(Records from a collection of figures)
--
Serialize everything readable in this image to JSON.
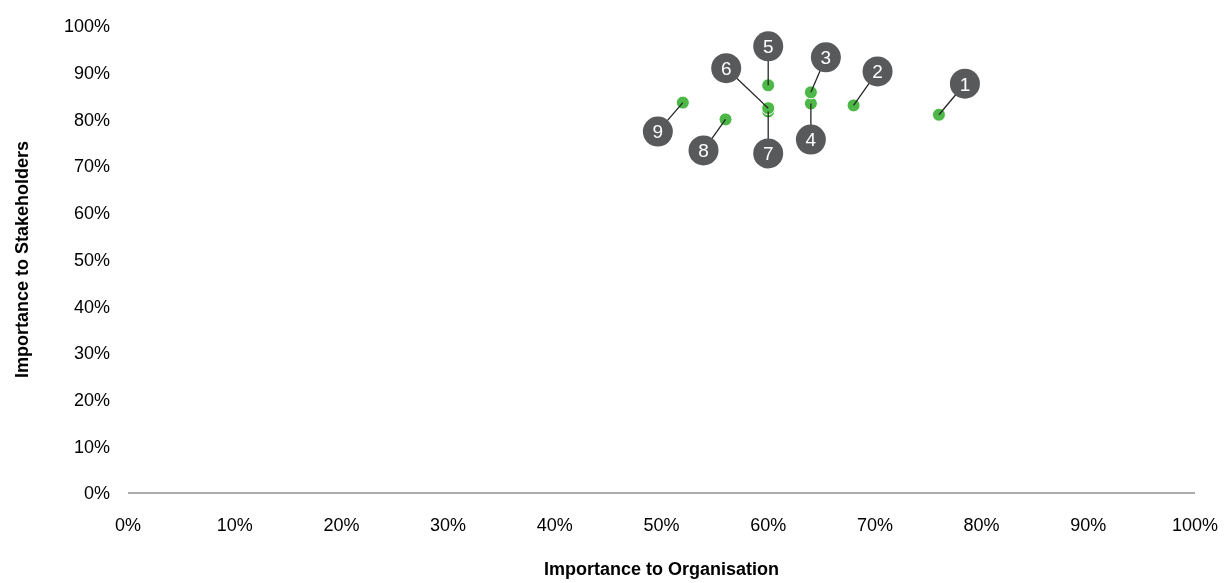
{
  "chart_data": {
    "type": "scatter",
    "xlabel": "Importance to Organisation",
    "ylabel": "Importance to Stakeholders",
    "x": [
      76,
      68,
      64,
      64,
      60,
      60,
      60,
      56,
      52
    ],
    "series": [
      {
        "color": "#4db848",
        "values": [
          81,
          83,
          85.8,
          83.4,
          87.3,
          82.4,
          81.7,
          80,
          83.6
        ]
      }
    ],
    "xlim": [
      0,
      100
    ],
    "ylim": [
      0,
      100
    ],
    "xticks": [
      {
        "value": 0,
        "label": "0%"
      },
      {
        "value": 10,
        "label": "10%"
      },
      {
        "value": 20,
        "label": "20%"
      },
      {
        "value": 30,
        "label": "30%"
      },
      {
        "value": 40,
        "label": "40%"
      },
      {
        "value": 50,
        "label": "50%"
      },
      {
        "value": 60,
        "label": "60%"
      },
      {
        "value": 70,
        "label": "70%"
      },
      {
        "value": 80,
        "label": "80%"
      },
      {
        "value": 90,
        "label": "90%"
      },
      {
        "value": 100,
        "label": "100%"
      }
    ],
    "yticks": [
      {
        "value": 0,
        "label": "0%"
      },
      {
        "value": 10,
        "label": "10%"
      },
      {
        "value": 20,
        "label": "20%"
      },
      {
        "value": 30,
        "label": "30%"
      },
      {
        "value": 40,
        "label": "40%"
      },
      {
        "value": 50,
        "label": "50%"
      },
      {
        "value": 60,
        "label": "60%"
      },
      {
        "value": 70,
        "label": "70%"
      },
      {
        "value": 80,
        "label": "80%"
      },
      {
        "value": 90,
        "label": "90%"
      },
      {
        "value": 100,
        "label": "100%"
      }
    ],
    "grid": false,
    "marker": "circle",
    "annotations": [
      {
        "text": "1",
        "x": 76,
        "y": 81
      },
      {
        "text": "2",
        "x": 68,
        "y": 83
      },
      {
        "text": "3",
        "x": 64,
        "y": 85.8
      },
      {
        "text": "4",
        "x": 64,
        "y": 83.4
      },
      {
        "text": "5",
        "x": 60,
        "y": 87.3
      },
      {
        "text": "6",
        "x": 60,
        "y": 82.4
      },
      {
        "text": "7",
        "x": 60,
        "y": 81.7
      },
      {
        "text": "8",
        "x": 56,
        "y": 80
      },
      {
        "text": "9",
        "x": 52,
        "y": 83.6
      }
    ]
  }
}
--
TO DO >>
Copy every line of the listing that includes the string "Importance".

RESULT FOR THIS TASK >>
    "xlabel": "Importance to Organisation",
    "ylabel": "Importance to Stakeholders",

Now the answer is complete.